» GIVEN INFORMATION:
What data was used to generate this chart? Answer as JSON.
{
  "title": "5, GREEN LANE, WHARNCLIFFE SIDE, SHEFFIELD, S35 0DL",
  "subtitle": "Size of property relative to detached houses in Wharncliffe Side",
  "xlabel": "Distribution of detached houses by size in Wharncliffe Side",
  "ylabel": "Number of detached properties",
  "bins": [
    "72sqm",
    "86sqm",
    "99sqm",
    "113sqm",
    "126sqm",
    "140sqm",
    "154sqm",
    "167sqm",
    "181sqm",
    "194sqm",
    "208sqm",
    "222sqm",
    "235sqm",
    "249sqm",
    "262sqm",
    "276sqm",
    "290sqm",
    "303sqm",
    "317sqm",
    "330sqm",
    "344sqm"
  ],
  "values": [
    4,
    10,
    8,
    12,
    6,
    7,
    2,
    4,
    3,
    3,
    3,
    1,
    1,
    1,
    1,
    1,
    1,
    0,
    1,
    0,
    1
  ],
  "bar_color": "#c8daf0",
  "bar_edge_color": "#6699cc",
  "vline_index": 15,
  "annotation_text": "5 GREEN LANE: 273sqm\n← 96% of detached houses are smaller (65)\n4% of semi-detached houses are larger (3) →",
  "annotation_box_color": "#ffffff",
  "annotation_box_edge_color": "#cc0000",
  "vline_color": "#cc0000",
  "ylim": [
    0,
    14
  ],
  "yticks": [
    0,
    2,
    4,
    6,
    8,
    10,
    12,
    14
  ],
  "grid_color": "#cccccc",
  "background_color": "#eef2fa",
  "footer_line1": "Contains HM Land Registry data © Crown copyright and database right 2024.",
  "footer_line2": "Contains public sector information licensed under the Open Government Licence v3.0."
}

» WHAT YOU HAVE TO DO: Repeat the material above in full, exactly as it stands.

» PROBLEM SOLUTION:
What data was used to generate this chart? Answer as JSON.
{
  "title": "5, GREEN LANE, WHARNCLIFFE SIDE, SHEFFIELD, S35 0DL",
  "subtitle": "Size of property relative to detached houses in Wharncliffe Side",
  "xlabel": "Distribution of detached houses by size in Wharncliffe Side",
  "ylabel": "Number of detached properties",
  "bins": [
    "72sqm",
    "86sqm",
    "99sqm",
    "113sqm",
    "126sqm",
    "140sqm",
    "154sqm",
    "167sqm",
    "181sqm",
    "194sqm",
    "208sqm",
    "222sqm",
    "235sqm",
    "249sqm",
    "262sqm",
    "276sqm",
    "290sqm",
    "303sqm",
    "317sqm",
    "330sqm",
    "344sqm"
  ],
  "values": [
    4,
    10,
    8,
    12,
    6,
    7,
    2,
    4,
    3,
    3,
    3,
    1,
    1,
    1,
    1,
    1,
    1,
    0,
    1,
    0,
    1
  ],
  "bar_color": "#c8daf0",
  "bar_edge_color": "#6699cc",
  "vline_index": 15,
  "annotation_text": "5 GREEN LANE: 273sqm\n← 96% of detached houses are smaller (65)\n4% of semi-detached houses are larger (3) →",
  "annotation_box_color": "#ffffff",
  "annotation_box_edge_color": "#cc0000",
  "vline_color": "#cc0000",
  "ylim": [
    0,
    14
  ],
  "yticks": [
    0,
    2,
    4,
    6,
    8,
    10,
    12,
    14
  ],
  "grid_color": "#cccccc",
  "background_color": "#eef2fa",
  "footer_line1": "Contains HM Land Registry data © Crown copyright and database right 2024.",
  "footer_line2": "Contains public sector information licensed under the Open Government Licence v3.0."
}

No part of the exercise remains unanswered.